* Task objective: Copy out exactly every line from the line containing "Extract all readable text from this page." until the records below end, inclusive of both boundary lines.
* * * * * * *
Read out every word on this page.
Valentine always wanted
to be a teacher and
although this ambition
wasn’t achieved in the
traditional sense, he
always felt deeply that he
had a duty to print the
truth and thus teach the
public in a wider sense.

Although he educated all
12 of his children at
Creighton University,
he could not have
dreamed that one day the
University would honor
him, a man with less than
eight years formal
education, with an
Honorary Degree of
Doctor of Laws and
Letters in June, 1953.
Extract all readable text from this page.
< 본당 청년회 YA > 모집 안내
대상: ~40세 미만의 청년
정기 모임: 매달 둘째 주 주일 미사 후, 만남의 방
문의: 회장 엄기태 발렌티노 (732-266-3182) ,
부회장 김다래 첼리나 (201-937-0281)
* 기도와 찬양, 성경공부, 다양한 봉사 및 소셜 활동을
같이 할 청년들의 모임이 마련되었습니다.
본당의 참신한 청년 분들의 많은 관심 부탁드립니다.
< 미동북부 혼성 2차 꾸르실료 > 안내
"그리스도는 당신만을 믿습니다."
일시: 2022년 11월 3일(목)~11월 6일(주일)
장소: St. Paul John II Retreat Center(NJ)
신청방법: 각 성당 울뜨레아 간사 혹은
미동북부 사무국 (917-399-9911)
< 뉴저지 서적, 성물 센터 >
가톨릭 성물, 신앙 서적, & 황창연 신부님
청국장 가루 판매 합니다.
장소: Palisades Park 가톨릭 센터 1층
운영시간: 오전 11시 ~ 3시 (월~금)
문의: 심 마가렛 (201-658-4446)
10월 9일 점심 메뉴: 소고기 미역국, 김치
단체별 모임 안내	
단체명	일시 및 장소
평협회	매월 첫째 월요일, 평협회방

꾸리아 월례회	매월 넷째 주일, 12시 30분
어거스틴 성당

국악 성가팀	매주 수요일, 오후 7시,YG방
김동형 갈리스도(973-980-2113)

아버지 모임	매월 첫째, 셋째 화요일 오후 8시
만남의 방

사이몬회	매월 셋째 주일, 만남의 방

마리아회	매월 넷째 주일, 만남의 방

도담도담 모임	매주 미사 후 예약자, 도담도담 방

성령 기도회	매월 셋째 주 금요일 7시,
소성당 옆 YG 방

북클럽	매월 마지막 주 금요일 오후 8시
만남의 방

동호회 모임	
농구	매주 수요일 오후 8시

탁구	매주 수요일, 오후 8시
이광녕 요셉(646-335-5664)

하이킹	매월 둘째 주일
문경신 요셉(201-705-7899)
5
* * * * * * *
* Response to this exercise:
Extract all readable text from this page.
< 본당 청년회 YA > 모집 안내
대상: ~40세 미만의 청년
정기 모임: 매달 둘째 주 주일 미사 후, 만남의 방
문의: 회장 엄기태 발렌티노 (732-266-3182) ,
부회장 김다래 첼리나 (201-937-0281)
* 기도와 찬양, 성경공부, 다양한 봉사 및 소셜 활동을
같이 할 청년들의 모임이 마련되었습니다.
본당의 참신한 청년 분들의 많은 관심 부탁드립니다.
< 미동북부 혼성 2차 꾸르실료 > 안내
"그리스도는 당신만을 믿습니다."
일시: 2022년 11월 3일(목)~11월 6일(주일)
장소: St. Paul John II Retreat Center(NJ)
신청방법: 각 성당 울뜨레아 간사 혹은
미동북부 사무국 (917-399-9911)
< 뉴저지 서적, 성물 센터 >
가톨릭 성물, 신앙 서적, & 황창연 신부님
청국장 가루 판매 합니다.
장소: Palisades Park 가톨릭 센터 1층
운영시간: 오전 11시 ~ 3시 (월~금)
문의: 심 마가렛 (201-658-4446)
10월 9일 점심 메뉴: 소고기 미역국, 김치
단체별 모임 안내	
단체명	일시 및 장소
평협회	매월 첫째 월요일, 평협회방

꾸리아 월례회	매월 넷째 주일, 12시 30분
어거스틴 성당

국악 성가팀	매주 수요일, 오후 7시,YG방
김동형 갈리스도(973-980-2113)

아버지 모임	매월 첫째, 셋째 화요일 오후 8시
만남의 방

사이몬회	매월 셋째 주일, 만남의 방

마리아회	매월 넷째 주일, 만남의 방

도담도담 모임	매주 미사 후 예약자, 도담도담 방

성령 기도회	매월 셋째 주 금요일 7시,
소성당 옆 YG 방

북클럽	매월 마지막 주 금요일 오후 8시
만남의 방

동호회 모임	
농구	매주 수요일 오후 8시

탁구	매주 수요일, 오후 8시
이광녕 요셉(646-335-5664)

하이킹	매월 둘째 주일
문경신 요셉(201-705-7899)
5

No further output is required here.